YOUR GOAL:
Copy out every line in which the string "this" occurs.
# START OF DATA SHOWN
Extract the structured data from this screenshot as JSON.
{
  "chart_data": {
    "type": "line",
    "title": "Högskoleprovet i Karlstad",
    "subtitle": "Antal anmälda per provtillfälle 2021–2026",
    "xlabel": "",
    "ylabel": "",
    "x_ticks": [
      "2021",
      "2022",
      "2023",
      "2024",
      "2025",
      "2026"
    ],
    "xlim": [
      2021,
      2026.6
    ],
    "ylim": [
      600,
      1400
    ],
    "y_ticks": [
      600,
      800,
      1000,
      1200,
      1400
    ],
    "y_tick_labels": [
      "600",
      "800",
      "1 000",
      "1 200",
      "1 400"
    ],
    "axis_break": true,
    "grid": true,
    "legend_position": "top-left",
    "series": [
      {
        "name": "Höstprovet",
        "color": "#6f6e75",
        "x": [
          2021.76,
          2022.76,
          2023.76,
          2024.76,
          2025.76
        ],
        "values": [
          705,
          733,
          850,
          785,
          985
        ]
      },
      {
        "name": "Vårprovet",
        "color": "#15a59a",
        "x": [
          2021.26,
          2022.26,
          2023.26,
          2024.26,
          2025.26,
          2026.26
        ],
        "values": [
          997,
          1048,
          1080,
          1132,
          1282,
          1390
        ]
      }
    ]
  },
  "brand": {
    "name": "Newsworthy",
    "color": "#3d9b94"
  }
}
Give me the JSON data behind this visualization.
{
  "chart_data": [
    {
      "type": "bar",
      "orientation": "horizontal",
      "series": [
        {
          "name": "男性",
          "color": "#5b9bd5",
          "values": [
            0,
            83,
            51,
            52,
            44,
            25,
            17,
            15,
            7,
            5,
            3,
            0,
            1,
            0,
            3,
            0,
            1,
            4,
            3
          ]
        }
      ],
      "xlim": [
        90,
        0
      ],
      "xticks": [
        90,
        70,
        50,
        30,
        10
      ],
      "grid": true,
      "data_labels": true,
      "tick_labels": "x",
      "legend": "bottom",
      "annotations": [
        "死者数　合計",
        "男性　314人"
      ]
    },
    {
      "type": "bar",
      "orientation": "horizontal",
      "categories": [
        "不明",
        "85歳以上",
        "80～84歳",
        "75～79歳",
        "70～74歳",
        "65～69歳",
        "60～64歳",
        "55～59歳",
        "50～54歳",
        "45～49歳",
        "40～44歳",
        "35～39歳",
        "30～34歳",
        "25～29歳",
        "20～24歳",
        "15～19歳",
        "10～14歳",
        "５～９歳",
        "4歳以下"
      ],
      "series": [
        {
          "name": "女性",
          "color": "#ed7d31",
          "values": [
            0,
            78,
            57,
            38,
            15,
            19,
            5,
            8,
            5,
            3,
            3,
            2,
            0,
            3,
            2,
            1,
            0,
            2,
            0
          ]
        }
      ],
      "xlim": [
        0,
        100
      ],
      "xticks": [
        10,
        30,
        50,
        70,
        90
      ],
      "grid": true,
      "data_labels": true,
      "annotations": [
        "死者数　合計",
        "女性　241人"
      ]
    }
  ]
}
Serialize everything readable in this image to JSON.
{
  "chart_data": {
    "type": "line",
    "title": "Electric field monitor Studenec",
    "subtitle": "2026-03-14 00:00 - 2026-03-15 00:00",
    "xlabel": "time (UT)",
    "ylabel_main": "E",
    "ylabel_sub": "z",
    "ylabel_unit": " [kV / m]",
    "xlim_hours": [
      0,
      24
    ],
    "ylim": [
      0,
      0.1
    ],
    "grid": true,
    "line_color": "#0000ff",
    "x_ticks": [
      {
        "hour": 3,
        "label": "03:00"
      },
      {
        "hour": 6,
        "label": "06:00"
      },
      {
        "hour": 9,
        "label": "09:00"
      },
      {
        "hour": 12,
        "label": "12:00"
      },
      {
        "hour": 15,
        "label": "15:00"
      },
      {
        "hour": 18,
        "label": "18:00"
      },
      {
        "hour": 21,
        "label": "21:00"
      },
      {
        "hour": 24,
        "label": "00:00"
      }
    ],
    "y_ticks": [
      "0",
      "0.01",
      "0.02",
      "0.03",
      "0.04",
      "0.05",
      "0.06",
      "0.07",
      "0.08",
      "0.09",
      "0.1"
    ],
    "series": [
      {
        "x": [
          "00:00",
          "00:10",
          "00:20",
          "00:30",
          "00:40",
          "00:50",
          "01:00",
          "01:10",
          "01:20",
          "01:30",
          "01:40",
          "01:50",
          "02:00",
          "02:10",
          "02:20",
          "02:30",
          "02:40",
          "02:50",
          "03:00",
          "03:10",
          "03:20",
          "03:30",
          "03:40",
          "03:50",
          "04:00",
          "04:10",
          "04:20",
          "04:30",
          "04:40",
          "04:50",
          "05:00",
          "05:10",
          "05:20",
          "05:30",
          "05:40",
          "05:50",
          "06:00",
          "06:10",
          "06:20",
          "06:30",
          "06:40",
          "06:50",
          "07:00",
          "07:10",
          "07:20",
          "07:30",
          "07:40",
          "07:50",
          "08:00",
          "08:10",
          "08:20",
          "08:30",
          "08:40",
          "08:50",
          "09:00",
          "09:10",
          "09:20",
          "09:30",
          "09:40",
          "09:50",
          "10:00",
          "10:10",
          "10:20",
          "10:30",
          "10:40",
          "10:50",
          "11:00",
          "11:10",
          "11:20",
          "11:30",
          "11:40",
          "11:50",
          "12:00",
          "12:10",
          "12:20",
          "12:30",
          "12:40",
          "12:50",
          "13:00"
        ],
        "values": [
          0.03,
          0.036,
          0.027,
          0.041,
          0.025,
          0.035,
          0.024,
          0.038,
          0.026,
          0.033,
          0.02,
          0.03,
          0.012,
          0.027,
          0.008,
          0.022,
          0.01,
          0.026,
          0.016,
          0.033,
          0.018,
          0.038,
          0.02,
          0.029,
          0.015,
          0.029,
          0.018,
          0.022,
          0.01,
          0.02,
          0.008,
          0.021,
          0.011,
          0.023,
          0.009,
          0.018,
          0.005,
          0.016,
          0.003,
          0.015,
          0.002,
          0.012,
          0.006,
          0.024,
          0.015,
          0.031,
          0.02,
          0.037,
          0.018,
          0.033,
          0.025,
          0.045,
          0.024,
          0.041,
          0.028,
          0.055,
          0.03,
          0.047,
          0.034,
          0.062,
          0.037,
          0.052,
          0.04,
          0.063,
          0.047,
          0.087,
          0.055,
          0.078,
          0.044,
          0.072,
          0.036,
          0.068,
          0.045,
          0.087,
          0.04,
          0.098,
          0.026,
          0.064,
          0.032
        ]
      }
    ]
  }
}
# END OF DATA SHOWN
ANSWER:
Extract the structured data from this screenshot as JSON.
Give me the JSON data behind this visualization.
Serialize everything readable in this image to JSON.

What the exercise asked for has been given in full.